- _Required work_
The entries below are to be written out again without alteration.

────────

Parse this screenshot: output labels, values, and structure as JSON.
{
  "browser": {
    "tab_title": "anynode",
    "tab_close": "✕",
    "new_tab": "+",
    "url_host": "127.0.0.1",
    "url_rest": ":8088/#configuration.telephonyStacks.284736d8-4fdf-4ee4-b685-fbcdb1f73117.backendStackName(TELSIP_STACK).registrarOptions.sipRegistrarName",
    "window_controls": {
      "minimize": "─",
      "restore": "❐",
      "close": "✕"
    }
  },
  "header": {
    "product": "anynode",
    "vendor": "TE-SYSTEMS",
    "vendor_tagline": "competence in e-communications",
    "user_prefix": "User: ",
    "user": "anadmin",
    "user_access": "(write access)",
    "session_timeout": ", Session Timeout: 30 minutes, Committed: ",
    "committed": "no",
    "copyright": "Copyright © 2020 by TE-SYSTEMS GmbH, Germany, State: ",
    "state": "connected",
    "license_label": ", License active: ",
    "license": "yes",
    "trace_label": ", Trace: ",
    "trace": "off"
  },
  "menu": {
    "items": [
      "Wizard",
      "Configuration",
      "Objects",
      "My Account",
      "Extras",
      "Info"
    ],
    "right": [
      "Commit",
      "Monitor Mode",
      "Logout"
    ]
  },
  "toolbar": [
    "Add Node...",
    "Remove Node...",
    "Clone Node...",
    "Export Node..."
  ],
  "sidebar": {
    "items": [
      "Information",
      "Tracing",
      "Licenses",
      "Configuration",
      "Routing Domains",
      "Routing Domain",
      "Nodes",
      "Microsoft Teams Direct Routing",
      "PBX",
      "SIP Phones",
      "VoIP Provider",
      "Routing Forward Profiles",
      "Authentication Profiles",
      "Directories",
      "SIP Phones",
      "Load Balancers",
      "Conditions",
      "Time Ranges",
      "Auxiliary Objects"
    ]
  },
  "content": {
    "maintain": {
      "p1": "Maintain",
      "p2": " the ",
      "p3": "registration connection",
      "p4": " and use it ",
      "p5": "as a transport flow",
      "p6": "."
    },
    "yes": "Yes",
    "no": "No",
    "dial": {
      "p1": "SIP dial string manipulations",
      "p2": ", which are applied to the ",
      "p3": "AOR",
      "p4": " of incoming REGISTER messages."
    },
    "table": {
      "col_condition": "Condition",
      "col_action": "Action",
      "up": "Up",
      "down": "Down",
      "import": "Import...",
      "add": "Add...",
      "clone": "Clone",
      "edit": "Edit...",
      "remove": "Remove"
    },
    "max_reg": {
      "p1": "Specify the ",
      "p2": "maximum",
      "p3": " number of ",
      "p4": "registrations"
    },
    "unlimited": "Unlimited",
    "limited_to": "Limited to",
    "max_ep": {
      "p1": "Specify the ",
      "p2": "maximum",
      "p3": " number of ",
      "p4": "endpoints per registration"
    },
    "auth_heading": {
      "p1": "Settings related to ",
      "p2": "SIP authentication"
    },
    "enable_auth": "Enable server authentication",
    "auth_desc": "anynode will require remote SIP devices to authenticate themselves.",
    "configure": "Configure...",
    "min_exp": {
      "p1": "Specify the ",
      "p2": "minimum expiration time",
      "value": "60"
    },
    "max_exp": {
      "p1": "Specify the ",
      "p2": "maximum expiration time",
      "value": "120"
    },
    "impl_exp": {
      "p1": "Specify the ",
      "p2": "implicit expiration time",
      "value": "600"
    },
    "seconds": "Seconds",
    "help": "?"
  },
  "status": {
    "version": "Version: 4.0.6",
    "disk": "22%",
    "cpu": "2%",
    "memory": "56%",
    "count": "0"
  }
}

────────

- _Problem solution_
Parse this screenshot: output labels, values, and structure as JSON.
{
  "browser": {
    "tab_title": "anynode",
    "tab_close": "✕",
    "new_tab": "+",
    "url_host": "127.0.0.1",
    "url_rest": ":8088/#configuration.telephonyStacks.284736d8-4fdf-4ee4-b685-fbcdb1f73117.backendStackName(TELSIP_STACK).registrarOptions.sipRegistrarName",
    "window_controls": {
      "minimize": "─",
      "restore": "❐",
      "close": "✕"
    }
  },
  "header": {
    "product": "anynode",
    "vendor": "TE-SYSTEMS",
    "vendor_tagline": "competence in e-communications",
    "user_prefix": "User: ",
    "user": "anadmin",
    "user_access": "(write access)",
    "session_timeout": ", Session Timeout: 30 minutes, Committed: ",
    "committed": "no",
    "copyright": "Copyright © 2020 by TE-SYSTEMS GmbH, Germany, State: ",
    "state": "connected",
    "license_label": ", License active: ",
    "license": "yes",
    "trace_label": ", Trace: ",
    "trace": "off"
  },
  "menu": {
    "items": [
      "Wizard",
      "Configuration",
      "Objects",
      "My Account",
      "Extras",
      "Info"
    ],
    "right": [
      "Commit",
      "Monitor Mode",
      "Logout"
    ]
  },
  "toolbar": [
    "Add Node...",
    "Remove Node...",
    "Clone Node...",
    "Export Node..."
  ],
  "sidebar": {
    "items": [
      "Information",
      "Tracing",
      "Licenses",
      "Configuration",
      "Routing Domains",
      "Routing Domain",
      "Nodes",
      "Microsoft Teams Direct Routing",
      "PBX",
      "SIP Phones",
      "VoIP Provider",
      "Routing Forward Profiles",
      "Authentication Profiles",
      "Directories",
      "SIP Phones",
      "Load Balancers",
      "Conditions",
      "Time Ranges",
      "Auxiliary Objects"
    ]
  },
  "content": {
    "maintain": {
      "p1": "Maintain",
      "p2": " the ",
      "p3": "registration connection",
      "p4": " and use it ",
      "p5": "as a transport flow",
      "p6": "."
    },
    "yes": "Yes",
    "no": "No",
    "dial": {
      "p1": "SIP dial string manipulations",
      "p2": ", which are applied to the ",
      "p3": "AOR",
      "p4": " of incoming REGISTER messages."
    },
    "table": {
      "col_condition": "Condition",
      "col_action": "Action",
      "up": "Up",
      "down": "Down",
      "import": "Import...",
      "add": "Add...",
      "clone": "Clone",
      "edit": "Edit...",
      "remove": "Remove"
    },
    "max_reg": {
      "p1": "Specify the ",
      "p2": "maximum",
      "p3": " number of ",
      "p4": "registrations"
    },
    "unlimited": "Unlimited",
    "limited_to": "Limited to",
    "max_ep": {
      "p1": "Specify the ",
      "p2": "maximum",
      "p3": " number of ",
      "p4": "endpoints per registration"
    },
    "auth_heading": {
      "p1": "Settings related to ",
      "p2": "SIP authentication"
    },
    "enable_auth": "Enable server authentication",
    "auth_desc": "anynode will require remote SIP devices to authenticate themselves.",
    "configure": "Configure...",
    "min_exp": {
      "p1": "Specify the ",
      "p2": "minimum expiration time",
      "value": "60"
    },
    "max_exp": {
      "p1": "Specify the ",
      "p2": "maximum expiration time",
      "value": "120"
    },
    "impl_exp": {
      "p1": "Specify the ",
      "p2": "implicit expiration time",
      "value": "600"
    },
    "seconds": "Seconds",
    "help": "?"
  },
  "status": {
    "version": "Version: 4.0.6",
    "disk": "22%",
    "cpu": "2%",
    "memory": "56%",
    "count": "0"
  }
}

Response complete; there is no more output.